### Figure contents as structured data

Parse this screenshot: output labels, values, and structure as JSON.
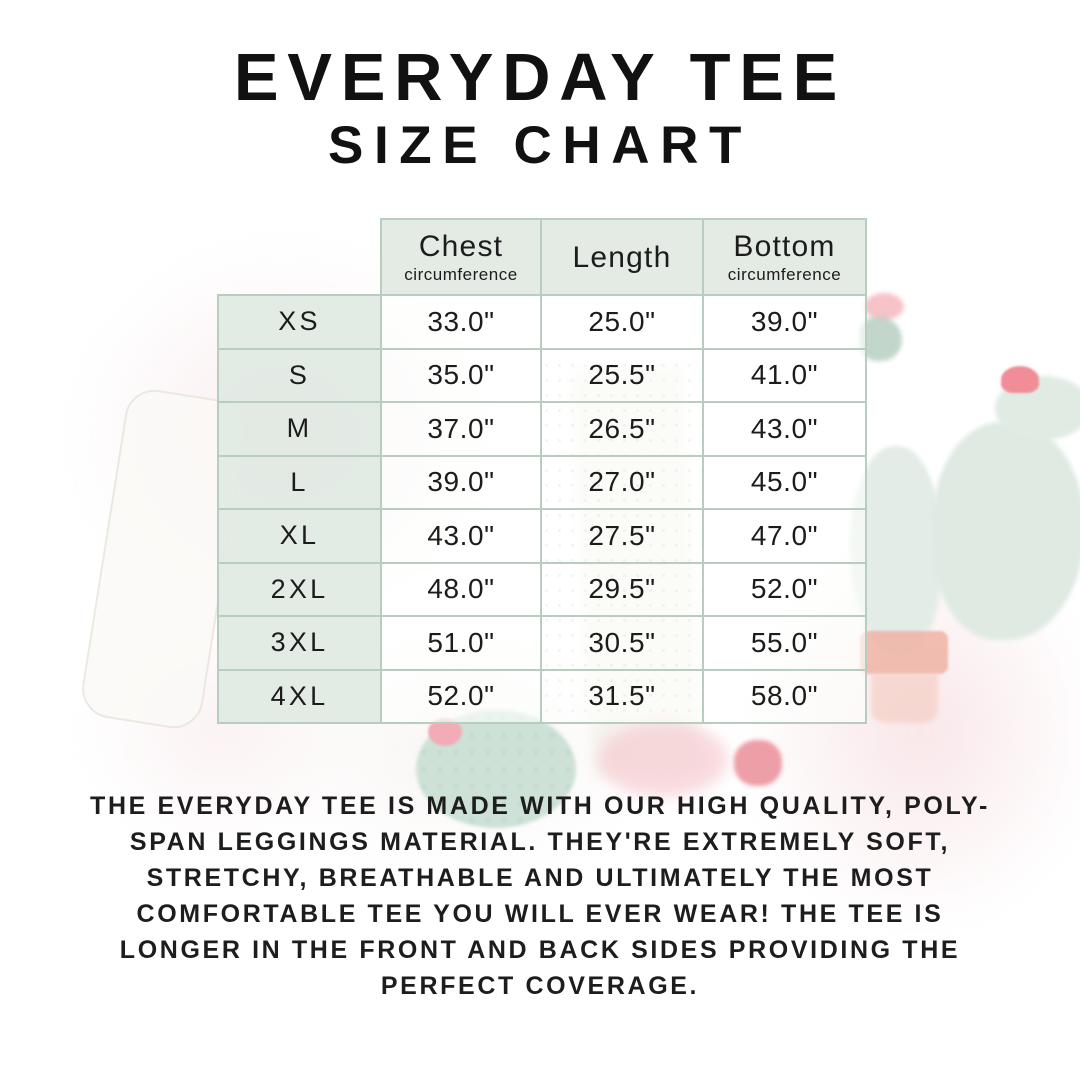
{
  "chart_data": {
    "type": "table",
    "title_line1": "EVERYDAY TEE",
    "title_line2": "SIZE CHART",
    "columns": [
      {
        "label": "Chest",
        "sublabel": "circumference"
      },
      {
        "label": "Length",
        "sublabel": ""
      },
      {
        "label": "Bottom",
        "sublabel": "circumference"
      }
    ],
    "rows": [
      {
        "size": "XS",
        "chest": "33.0\"",
        "length": "25.0\"",
        "bottom": "39.0\""
      },
      {
        "size": "S",
        "chest": "35.0\"",
        "length": "25.5\"",
        "bottom": "41.0\""
      },
      {
        "size": "M",
        "chest": "37.0\"",
        "length": "26.5\"",
        "bottom": "43.0\""
      },
      {
        "size": "L",
        "chest": "39.0\"",
        "length": "27.0\"",
        "bottom": "45.0\""
      },
      {
        "size": "XL",
        "chest": "43.0\"",
        "length": "27.5\"",
        "bottom": "47.0\""
      },
      {
        "size": "2XL",
        "chest": "48.0\"",
        "length": "29.5\"",
        "bottom": "52.0\""
      },
      {
        "size": "3XL",
        "chest": "51.0\"",
        "length": "30.5\"",
        "bottom": "55.0\""
      },
      {
        "size": "4XL",
        "chest": "52.0\"",
        "length": "31.5\"",
        "bottom": "58.0\""
      }
    ],
    "units": "inches",
    "layout": {
      "grid": true,
      "legend": "none"
    }
  },
  "description": "THE EVERYDAY TEE IS MADE WITH OUR HIGH QUALITY, POLY-SPAN LEGGINGS MATERIAL. THEY'RE EXTREMELY SOFT, STRETCHY, BREATHABLE AND ULTIMATELY THE MOST COMFORTABLE TEE YOU WILL EVER WEAR! THE TEE IS LONGER IN THE FRONT AND BACK SIDES PROVIDING THE PERFECT COVERAGE.",
  "colors": {
    "table_border": "#b6cdc0",
    "header_cell_bg": "#e1eae3",
    "text": "#1c1c1c",
    "watercolor_pink": "#f6e2e5",
    "watercolor_green": "#dfeae3",
    "flower_pink": "#f08d97",
    "pot_terracotta": "#efb4a5"
  }
}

### Short task
Set down the records in full and exactly. Do not carry over any image.

### Solution for this task
Parse this screenshot: output labels, values, and structure as JSON.
{
  "chart_data": {
    "type": "table",
    "title_line1": "EVERYDAY TEE",
    "title_line2": "SIZE CHART",
    "columns": [
      {
        "label": "Chest",
        "sublabel": "circumference"
      },
      {
        "label": "Length",
        "sublabel": ""
      },
      {
        "label": "Bottom",
        "sublabel": "circumference"
      }
    ],
    "rows": [
      {
        "size": "XS",
        "chest": "33.0\"",
        "length": "25.0\"",
        "bottom": "39.0\""
      },
      {
        "size": "S",
        "chest": "35.0\"",
        "length": "25.5\"",
        "bottom": "41.0\""
      },
      {
        "size": "M",
        "chest": "37.0\"",
        "length": "26.5\"",
        "bottom": "43.0\""
      },
      {
        "size": "L",
        "chest": "39.0\"",
        "length": "27.0\"",
        "bottom": "45.0\""
      },
      {
        "size": "XL",
        "chest": "43.0\"",
        "length": "27.5\"",
        "bottom": "47.0\""
      },
      {
        "size": "2XL",
        "chest": "48.0\"",
        "length": "29.5\"",
        "bottom": "52.0\""
      },
      {
        "size": "3XL",
        "chest": "51.0\"",
        "length": "30.5\"",
        "bottom": "55.0\""
      },
      {
        "size": "4XL",
        "chest": "52.0\"",
        "length": "31.5\"",
        "bottom": "58.0\""
      }
    ],
    "units": "inches",
    "layout": {
      "grid": true,
      "legend": "none"
    }
  },
  "description": "THE EVERYDAY TEE IS MADE WITH OUR HIGH QUALITY, POLY-SPAN LEGGINGS MATERIAL. THEY'RE EXTREMELY SOFT, STRETCHY, BREATHABLE AND ULTIMATELY THE MOST COMFORTABLE TEE YOU WILL EVER WEAR! THE TEE IS LONGER IN THE FRONT AND BACK SIDES PROVIDING THE PERFECT COVERAGE.",
  "colors": {
    "table_border": "#b6cdc0",
    "header_cell_bg": "#e1eae3",
    "text": "#1c1c1c",
    "watercolor_pink": "#f6e2e5",
    "watercolor_green": "#dfeae3",
    "flower_pink": "#f08d97",
    "pot_terracotta": "#efb4a5"
  }
}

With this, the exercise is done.